» **EXTRACT**:
Published: August 15, 2015

Summary:

  • Operating margin, EBITDA and DCF increased in 2Q15 vs. 2Q14 both in absolute and per unit terms.
  • There were no material differences between reported and sustainable DCF.
  • Despite industry headwinds, 2Q15 coverage ratio remained among the strongest in the universe of midstream energy MLPs.
  • The projected 15% increase in distributions remains intact and coverage for 2015 is projected at a strong 1.3x. MMP also projects a 10% increase in distributions per unit in 2016.
  • Investors looking to increase their exposure midstream energy MLPs should strongly consider MMP.

This article analyses some of the key facts and trends revealed by 2Q15 results reported by Magellan Midstream Partners L.P. (MMP). It also evaluates the sustainability of the partnership’s Distributable Cash Flow (“DCF”) and assesses whether MMP is financing its distributions via issuance of new units or debt.

Records in a dataset:
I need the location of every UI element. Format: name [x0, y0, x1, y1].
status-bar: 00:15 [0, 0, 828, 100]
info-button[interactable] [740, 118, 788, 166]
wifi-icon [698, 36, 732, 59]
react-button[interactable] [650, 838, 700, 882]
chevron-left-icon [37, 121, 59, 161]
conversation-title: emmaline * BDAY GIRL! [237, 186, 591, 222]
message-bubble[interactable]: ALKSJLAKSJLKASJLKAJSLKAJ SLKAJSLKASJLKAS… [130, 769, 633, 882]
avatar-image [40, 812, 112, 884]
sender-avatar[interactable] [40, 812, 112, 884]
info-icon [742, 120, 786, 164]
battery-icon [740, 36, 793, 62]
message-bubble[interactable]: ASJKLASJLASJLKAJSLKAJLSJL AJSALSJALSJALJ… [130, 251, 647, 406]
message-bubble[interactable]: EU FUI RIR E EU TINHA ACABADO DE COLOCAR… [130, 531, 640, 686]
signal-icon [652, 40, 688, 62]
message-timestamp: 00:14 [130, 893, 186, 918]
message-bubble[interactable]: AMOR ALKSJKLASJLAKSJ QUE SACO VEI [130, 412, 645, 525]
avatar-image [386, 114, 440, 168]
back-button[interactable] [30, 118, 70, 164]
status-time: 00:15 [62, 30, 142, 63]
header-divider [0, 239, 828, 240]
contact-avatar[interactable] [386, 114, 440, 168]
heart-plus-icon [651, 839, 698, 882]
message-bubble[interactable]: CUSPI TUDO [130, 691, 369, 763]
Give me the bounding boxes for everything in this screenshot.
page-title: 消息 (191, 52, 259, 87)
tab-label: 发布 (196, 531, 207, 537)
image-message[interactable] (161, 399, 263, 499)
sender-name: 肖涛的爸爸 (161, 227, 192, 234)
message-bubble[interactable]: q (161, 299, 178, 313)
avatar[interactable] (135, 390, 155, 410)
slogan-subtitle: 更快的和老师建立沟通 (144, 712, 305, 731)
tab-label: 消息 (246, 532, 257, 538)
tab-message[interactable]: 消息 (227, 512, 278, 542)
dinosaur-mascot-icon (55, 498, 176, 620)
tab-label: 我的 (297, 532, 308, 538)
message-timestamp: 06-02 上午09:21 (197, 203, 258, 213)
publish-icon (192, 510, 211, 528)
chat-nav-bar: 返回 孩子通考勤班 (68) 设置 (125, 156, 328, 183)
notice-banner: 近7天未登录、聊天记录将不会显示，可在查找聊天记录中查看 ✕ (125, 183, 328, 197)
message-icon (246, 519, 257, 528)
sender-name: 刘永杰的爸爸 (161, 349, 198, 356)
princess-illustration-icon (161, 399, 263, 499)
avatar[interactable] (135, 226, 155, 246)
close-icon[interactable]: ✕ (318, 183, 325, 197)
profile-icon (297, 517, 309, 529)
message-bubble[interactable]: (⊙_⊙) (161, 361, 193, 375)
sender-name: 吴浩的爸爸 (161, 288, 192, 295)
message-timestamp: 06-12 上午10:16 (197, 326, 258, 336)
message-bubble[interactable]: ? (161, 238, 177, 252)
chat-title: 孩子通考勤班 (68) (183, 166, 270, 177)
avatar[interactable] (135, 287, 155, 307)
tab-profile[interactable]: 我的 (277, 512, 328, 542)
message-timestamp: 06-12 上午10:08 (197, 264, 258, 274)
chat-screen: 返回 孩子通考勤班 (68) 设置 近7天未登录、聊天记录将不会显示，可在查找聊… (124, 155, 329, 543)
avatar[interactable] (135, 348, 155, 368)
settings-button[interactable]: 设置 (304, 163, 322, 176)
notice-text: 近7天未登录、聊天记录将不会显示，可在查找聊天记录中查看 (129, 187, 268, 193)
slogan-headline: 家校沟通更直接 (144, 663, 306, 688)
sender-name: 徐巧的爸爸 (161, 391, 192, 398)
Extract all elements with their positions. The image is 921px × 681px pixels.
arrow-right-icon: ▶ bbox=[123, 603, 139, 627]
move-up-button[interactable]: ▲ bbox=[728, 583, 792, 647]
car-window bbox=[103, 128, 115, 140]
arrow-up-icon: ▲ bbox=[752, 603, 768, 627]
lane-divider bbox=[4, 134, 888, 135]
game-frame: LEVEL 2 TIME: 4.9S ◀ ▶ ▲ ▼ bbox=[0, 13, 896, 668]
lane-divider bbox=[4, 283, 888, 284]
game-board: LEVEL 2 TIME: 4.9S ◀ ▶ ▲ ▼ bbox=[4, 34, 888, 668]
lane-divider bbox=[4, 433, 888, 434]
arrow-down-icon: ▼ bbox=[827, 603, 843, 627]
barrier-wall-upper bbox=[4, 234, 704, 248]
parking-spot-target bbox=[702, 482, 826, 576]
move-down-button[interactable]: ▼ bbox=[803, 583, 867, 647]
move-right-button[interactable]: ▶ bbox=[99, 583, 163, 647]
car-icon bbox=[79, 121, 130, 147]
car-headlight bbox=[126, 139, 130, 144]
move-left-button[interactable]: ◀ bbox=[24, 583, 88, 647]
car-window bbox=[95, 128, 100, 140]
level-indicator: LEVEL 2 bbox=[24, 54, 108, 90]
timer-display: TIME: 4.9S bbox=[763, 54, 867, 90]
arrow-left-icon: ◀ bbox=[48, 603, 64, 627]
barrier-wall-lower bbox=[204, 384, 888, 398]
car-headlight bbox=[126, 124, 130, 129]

» **GOALS**:
1. Translate this sentence from the article on Magellan Midstream Partners' 2Q15 results into Spanish: "There were no material differences between reported and sustainable DCF."
2. Proceed with the article on Magellan Midstream Partners' 2Q15 results, continuing from its last sentence.

» **TASK ANSWERS**:
1. No hubo diferencias significativas entre el DCF reportado y el sostenible.

2.
MMP is engaged in the transportation, storage and distribution of refined petroleum products and crude oil. Its 3 operating segments are:

  1. Refined Products: this segment primarily transports gasoline and diesel fuels and includes an 9,500-mile refined products pipeline system with 52 terminals, 42 million barrels of storage, as well as 27 independent terminals not connected to MMP’s pipeline system, and its 1,100-mile ammonia pipeline system;
  2. Crude Oil: this segment is comprised of ~1,600 miles of crude oil pipelines and storage facilities with an aggregate storage capacity of approximately 21 million barrels; and
  3. Marine Storage: this segment consists of 5 marine terminals located along coastal waterways with an aggregate storage capacity of ~26 million barrels.

Operating margin by segment for recent quarters is presented in Table 1 below. Operating margin is a key non-GAAP metric used by management to evaluate performance of its business segments. It includes revenue from affiliates and external customers, operating expenses, cost of product sales and earnings of non-controlled entities.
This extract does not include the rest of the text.